> _Exercise brief_
Skip the pictures. Transcribe the rest of the data below without changing a word.

§

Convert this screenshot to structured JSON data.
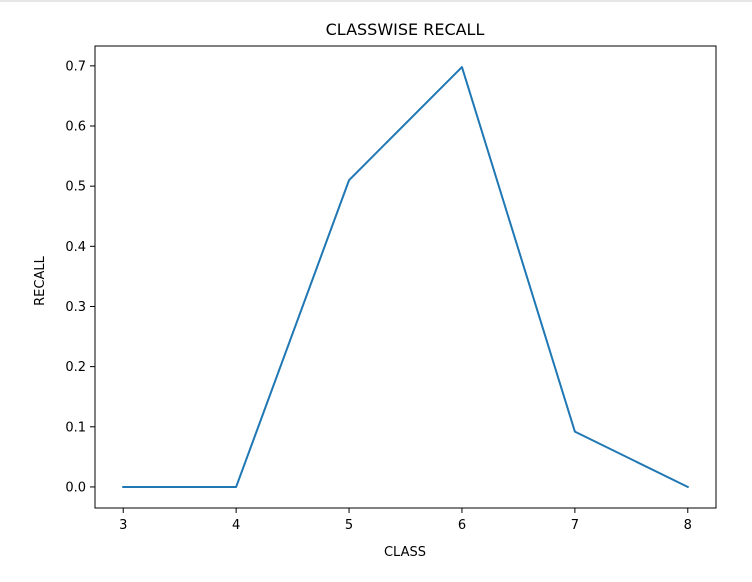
{
  "chart_data": {
    "type": "line",
    "title": "CLASSWISE RECALL",
    "xlabel": "CLASS",
    "ylabel": "RECALL",
    "x": [
      3,
      4,
      5,
      6,
      7,
      8
    ],
    "series": [
      {
        "values": [
          0.0,
          0.0,
          0.51,
          0.698,
          0.092,
          0.0
        ],
        "color": "#1f77b4"
      }
    ],
    "xticks": [
      "3",
      "4",
      "5",
      "6",
      "7",
      "8"
    ],
    "yticks": [
      "0.0",
      "0.1",
      "0.2",
      "0.3",
      "0.4",
      "0.5",
      "0.6",
      "0.7"
    ],
    "xlim": [
      2.75,
      8.25
    ],
    "ylim": [
      -0.035,
      0.733
    ],
    "grid": false,
    "legend": "none"
  }
}
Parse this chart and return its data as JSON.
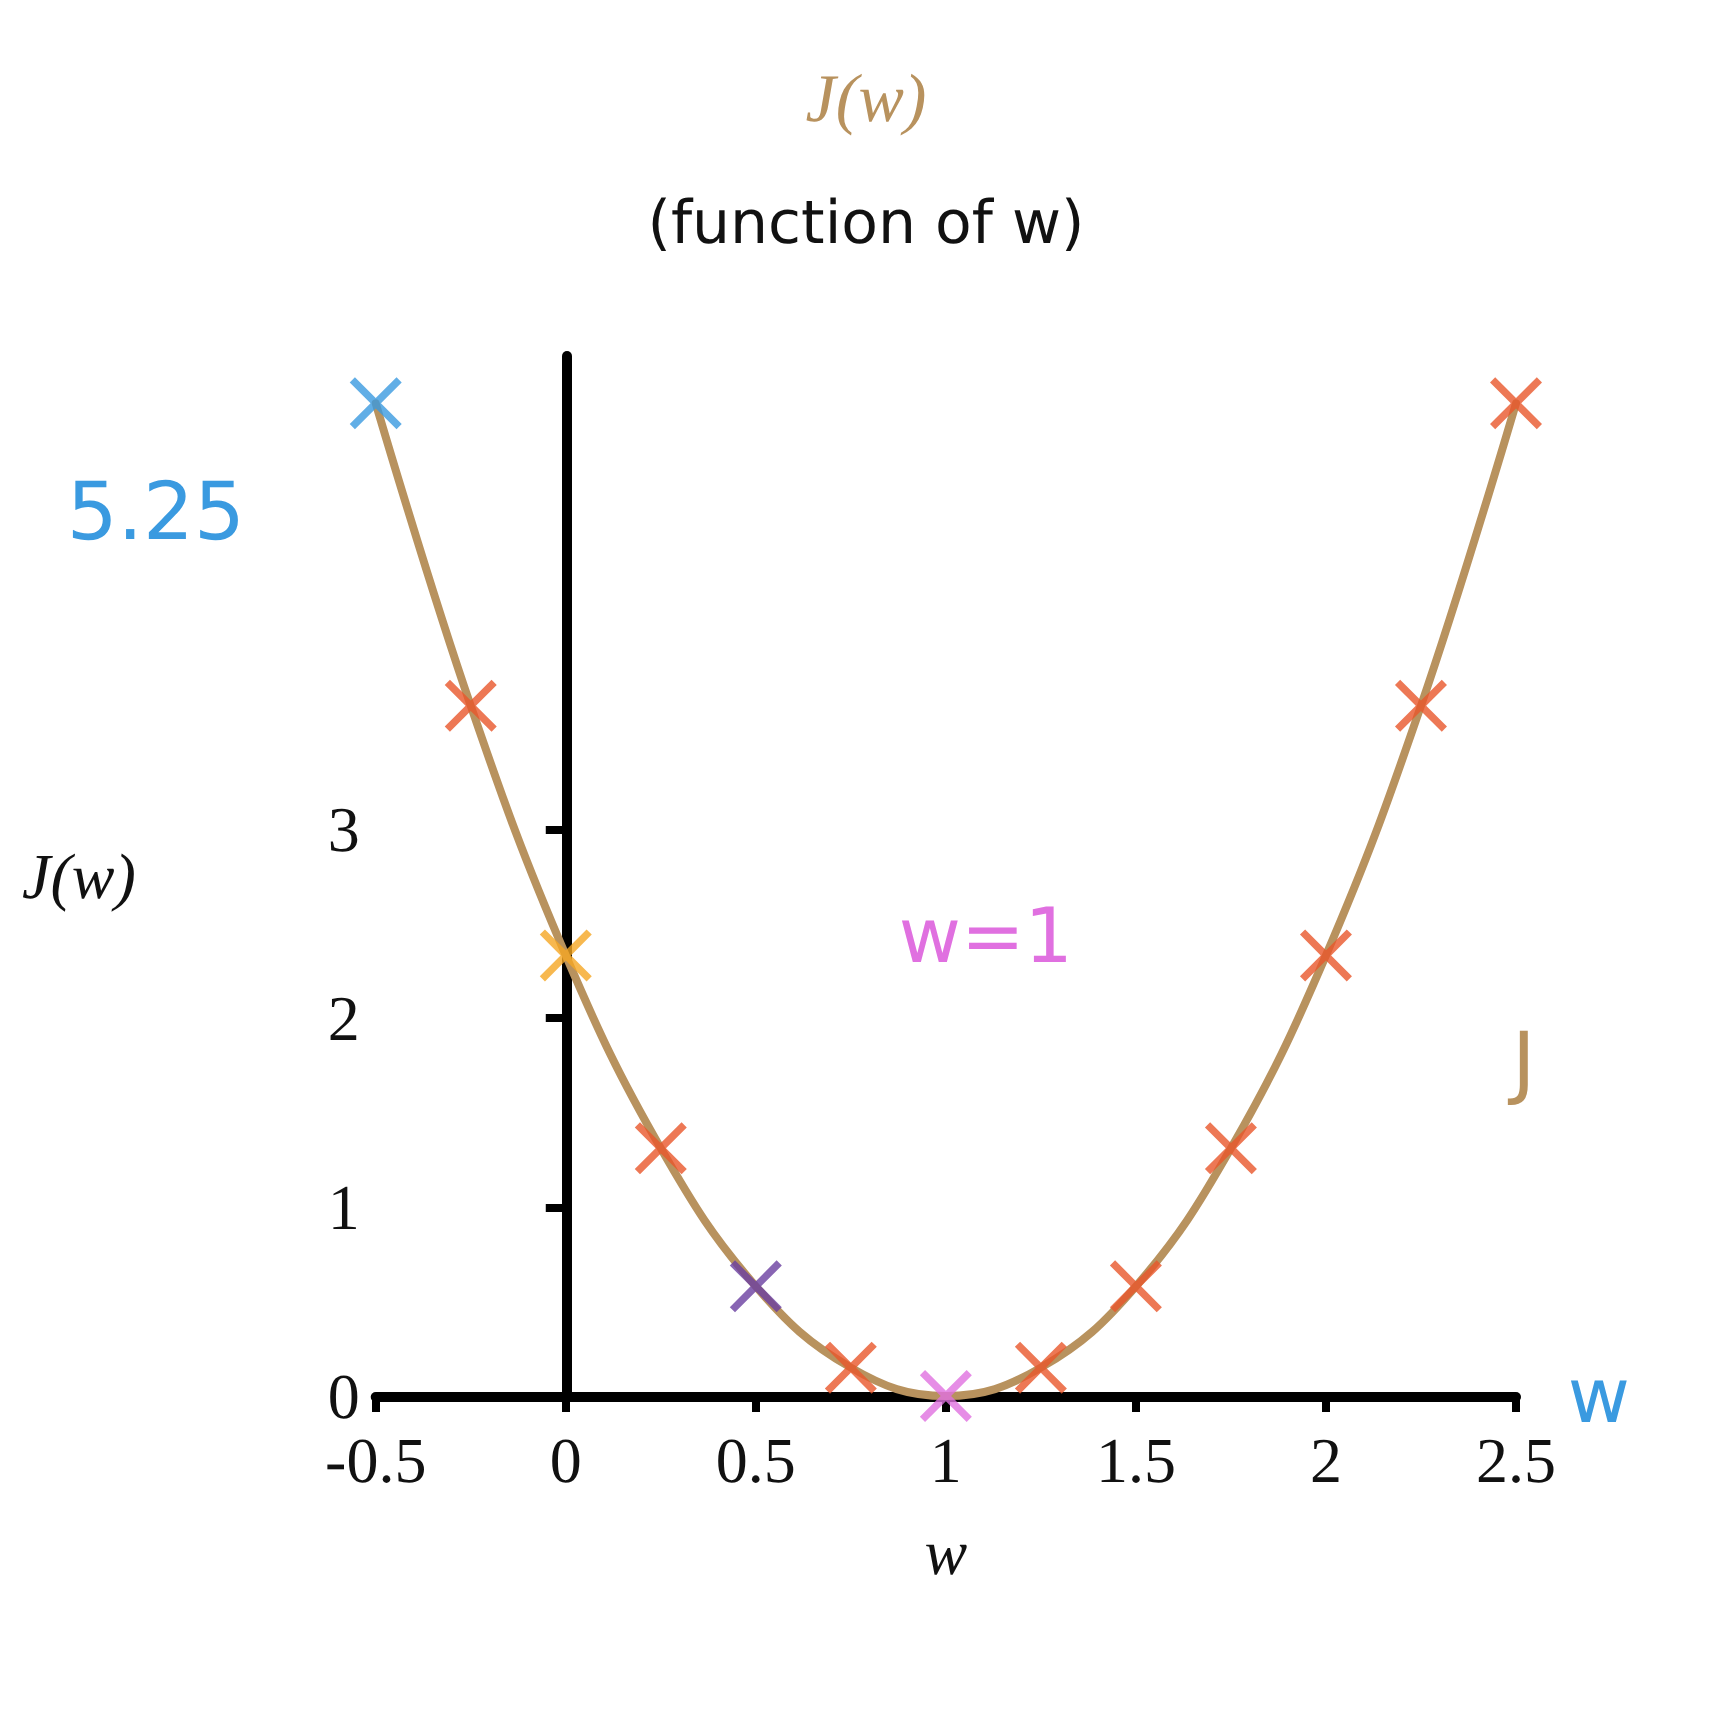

§

> _Written response_
Convert this screenshot to structured JSON data.
{
  "chart_data": {
    "type": "line",
    "title": "CLASSWISE RECALL",
    "xlabel": "CLASS",
    "ylabel": "RECALL",
    "x": [
      3,
      4,
      5,
      6,
      7,
      8
    ],
    "series": [
      {
        "values": [
          0.0,
          0.0,
          0.51,
          0.698,
          0.092,
          0.0
        ],
        "color": "#1f77b4"
      }
    ],
    "xticks": [
      "3",
      "4",
      "5",
      "6",
      "7",
      "8"
    ],
    "yticks": [
      "0.0",
      "0.1",
      "0.2",
      "0.3",
      "0.4",
      "0.5",
      "0.6",
      "0.7"
    ],
    "xlim": [
      2.75,
      8.25
    ],
    "ylim": [
      -0.035,
      0.733
    ],
    "grid": false,
    "legend": "none"
  }
}
Parse this chart and return its data as JSON.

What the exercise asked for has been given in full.